*Your goal*: Write out each record below exactly as it appears, with no pictures.

-- start Given records --

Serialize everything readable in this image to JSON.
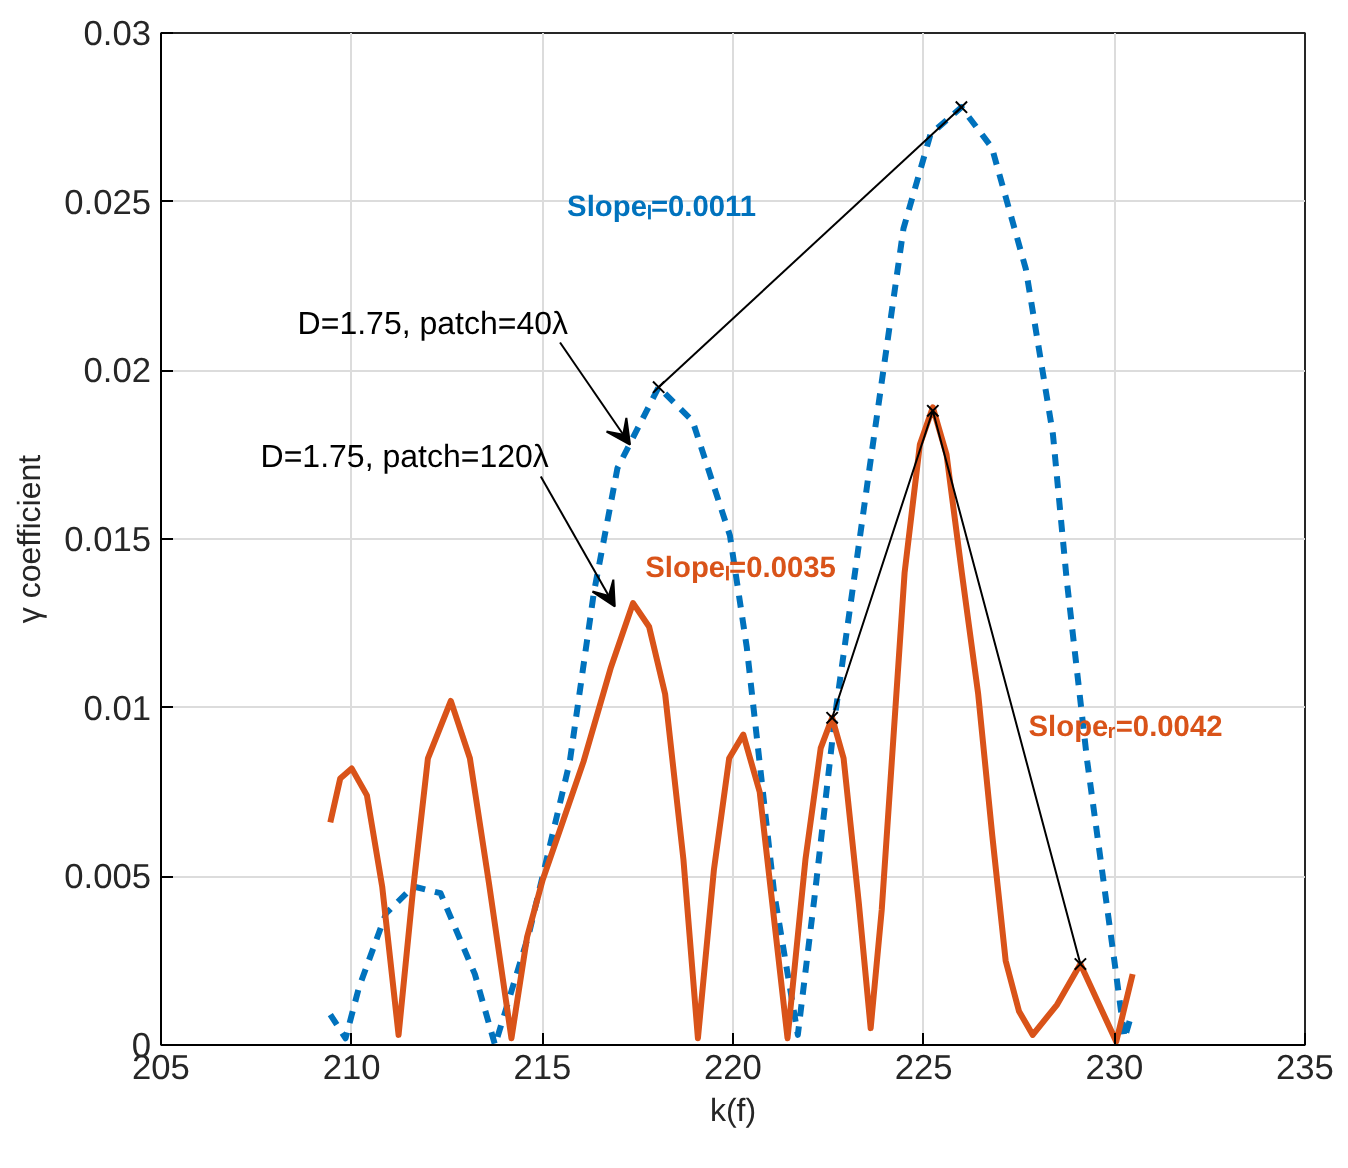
{
  "chart_data": {
    "type": "line",
    "xlabel": "k(f)",
    "ylabel": "γ coefficient",
    "xlim": [
      205,
      235
    ],
    "ylim": [
      0,
      0.03
    ],
    "xticks": [
      205,
      210,
      215,
      220,
      225,
      230,
      235
    ],
    "yticks": [
      0,
      {
        "value": 0.005,
        "label": "0.005"
      },
      {
        "value": 0.01,
        "label": "0.01"
      },
      {
        "value": 0.015,
        "label": "0.015"
      },
      {
        "value": 0.02,
        "label": "0.02"
      },
      {
        "value": 0.025,
        "label": "0.025"
      },
      {
        "value": 0.03,
        "label": "0.03"
      }
    ],
    "grid": true,
    "series": [
      {
        "color": "#0072bd",
        "line_style": "dashed",
        "marker": "none",
        "x": [
          209.44,
          209.84,
          210.19,
          210.9,
          211.62,
          212.33,
          213.23,
          213.76,
          214.65,
          215.72,
          216.35,
          216.97,
          218.05,
          218.94,
          219.92,
          220.36,
          221.08,
          221.7,
          222.15,
          222.68,
          223.58,
          224.47,
          225.18,
          225.99,
          226.79,
          227.68,
          228.39,
          228.75,
          229.29,
          230.0,
          230.27,
          230.45
        ],
        "values": [
          0.0009,
          0.0002,
          0.0017,
          0.0039,
          0.0047,
          0.0045,
          0.0021,
          0.0,
          0.0033,
          0.0084,
          0.0134,
          0.0171,
          0.0195,
          0.0185,
          0.0151,
          0.0118,
          0.0045,
          0.0003,
          0.0045,
          0.0098,
          0.0171,
          0.0242,
          0.027,
          0.0278,
          0.0266,
          0.023,
          0.0181,
          0.0138,
          0.0084,
          0.0025,
          0.0002,
          0.0009
        ]
      },
      {
        "color": "#d95319",
        "line_style": "solid",
        "marker": "none",
        "x": [
          209.44,
          209.7,
          210.0,
          210.4,
          210.8,
          211.23,
          211.6,
          212.0,
          212.6,
          213.1,
          213.6,
          214.19,
          214.6,
          215.01,
          215.5,
          216.08,
          216.8,
          217.38,
          217.8,
          218.22,
          218.7,
          219.08,
          219.5,
          219.9,
          220.27,
          220.7,
          221.1,
          221.43,
          221.9,
          222.3,
          222.6,
          222.9,
          223.3,
          223.61,
          223.9,
          224.2,
          224.5,
          224.9,
          225.24,
          225.6,
          226.0,
          226.43,
          226.8,
          227.15,
          227.5,
          227.86,
          228.5,
          229.11,
          229.6,
          230.05,
          230.48
        ],
        "values": [
          0.0066,
          0.0079,
          0.0082,
          0.0074,
          0.0047,
          0.0003,
          0.0045,
          0.0085,
          0.0102,
          0.0085,
          0.0048,
          0.0002,
          0.0032,
          0.0049,
          0.0065,
          0.0084,
          0.0112,
          0.0131,
          0.0124,
          0.0104,
          0.0055,
          0.0002,
          0.0052,
          0.0085,
          0.0092,
          0.0075,
          0.0035,
          0.0002,
          0.0055,
          0.0088,
          0.0097,
          0.0085,
          0.0042,
          0.0005,
          0.004,
          0.009,
          0.014,
          0.0178,
          0.0189,
          0.0175,
          0.014,
          0.0104,
          0.0062,
          0.0025,
          0.001,
          0.0003,
          0.0012,
          0.0024,
          0.0012,
          0.0001,
          0.0021
        ]
      },
      {
        "color": "#000000",
        "line_style": "solid",
        "marker": "cross",
        "x": [
          218.05,
          225.99
        ],
        "values": [
          0.0195,
          0.0278
        ]
      },
      {
        "color": "#000000",
        "line_style": "solid",
        "marker": "cross",
        "x": [
          222.6,
          225.24,
          229.11
        ],
        "values": [
          0.0097,
          0.0188,
          0.0024
        ]
      }
    ],
    "annotations": [
      {
        "text": "D=1.75, patch=40λ",
        "x": 217.3,
        "y": 0.0178
      },
      "D=1.75, patch=120λ",
      "Slopeₗ=0.0011",
      "Slopeₗ=0.0035",
      "Slopeᵣ=0.0042"
    ]
  }
}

-- end Given records --

*Exercise response*:
Serialize everything readable in this image to JSON.
{
  "chart_data": {
    "type": "line",
    "xlabel": "k(f)",
    "ylabel": "γ coefficient",
    "xlim": [
      205,
      235
    ],
    "ylim": [
      0,
      0.03
    ],
    "xticks": [
      205,
      210,
      215,
      220,
      225,
      230,
      235
    ],
    "yticks": [
      0,
      {
        "value": 0.005,
        "label": "0.005"
      },
      {
        "value": 0.01,
        "label": "0.01"
      },
      {
        "value": 0.015,
        "label": "0.015"
      },
      {
        "value": 0.02,
        "label": "0.02"
      },
      {
        "value": 0.025,
        "label": "0.025"
      },
      {
        "value": 0.03,
        "label": "0.03"
      }
    ],
    "grid": true,
    "series": [
      {
        "color": "#0072bd",
        "line_style": "dashed",
        "marker": "none",
        "x": [
          209.44,
          209.84,
          210.19,
          210.9,
          211.62,
          212.33,
          213.23,
          213.76,
          214.65,
          215.72,
          216.35,
          216.97,
          218.05,
          218.94,
          219.92,
          220.36,
          221.08,
          221.7,
          222.15,
          222.68,
          223.58,
          224.47,
          225.18,
          225.99,
          226.79,
          227.68,
          228.39,
          228.75,
          229.29,
          230.0,
          230.27,
          230.45
        ],
        "values": [
          0.0009,
          0.0002,
          0.0017,
          0.0039,
          0.0047,
          0.0045,
          0.0021,
          0.0,
          0.0033,
          0.0084,
          0.0134,
          0.0171,
          0.0195,
          0.0185,
          0.0151,
          0.0118,
          0.0045,
          0.0003,
          0.0045,
          0.0098,
          0.0171,
          0.0242,
          0.027,
          0.0278,
          0.0266,
          0.023,
          0.0181,
          0.0138,
          0.0084,
          0.0025,
          0.0002,
          0.0009
        ]
      },
      {
        "color": "#d95319",
        "line_style": "solid",
        "marker": "none",
        "x": [
          209.44,
          209.7,
          210.0,
          210.4,
          210.8,
          211.23,
          211.6,
          212.0,
          212.6,
          213.1,
          213.6,
          214.19,
          214.6,
          215.01,
          215.5,
          216.08,
          216.8,
          217.38,
          217.8,
          218.22,
          218.7,
          219.08,
          219.5,
          219.9,
          220.27,
          220.7,
          221.1,
          221.43,
          221.9,
          222.3,
          222.6,
          222.9,
          223.3,
          223.61,
          223.9,
          224.2,
          224.5,
          224.9,
          225.24,
          225.6,
          226.0,
          226.43,
          226.8,
          227.15,
          227.5,
          227.86,
          228.5,
          229.11,
          229.6,
          230.05,
          230.48
        ],
        "values": [
          0.0066,
          0.0079,
          0.0082,
          0.0074,
          0.0047,
          0.0003,
          0.0045,
          0.0085,
          0.0102,
          0.0085,
          0.0048,
          0.0002,
          0.0032,
          0.0049,
          0.0065,
          0.0084,
          0.0112,
          0.0131,
          0.0124,
          0.0104,
          0.0055,
          0.0002,
          0.0052,
          0.0085,
          0.0092,
          0.0075,
          0.0035,
          0.0002,
          0.0055,
          0.0088,
          0.0097,
          0.0085,
          0.0042,
          0.0005,
          0.004,
          0.009,
          0.014,
          0.0178,
          0.0189,
          0.0175,
          0.014,
          0.0104,
          0.0062,
          0.0025,
          0.001,
          0.0003,
          0.0012,
          0.0024,
          0.0012,
          0.0001,
          0.0021
        ]
      },
      {
        "color": "#000000",
        "line_style": "solid",
        "marker": "cross",
        "x": [
          218.05,
          225.99
        ],
        "values": [
          0.0195,
          0.0278
        ]
      },
      {
        "color": "#000000",
        "line_style": "solid",
        "marker": "cross",
        "x": [
          222.6,
          225.24,
          229.11
        ],
        "values": [
          0.0097,
          0.0188,
          0.0024
        ]
      }
    ],
    "annotations": [
      {
        "text": "D=1.75, patch=40λ",
        "x": 217.3,
        "y": 0.0178
      },
      "D=1.75, patch=120λ",
      "Slopeₗ=0.0011",
      "Slopeₗ=0.0035",
      "Slopeᵣ=0.0042"
    ]
  }
}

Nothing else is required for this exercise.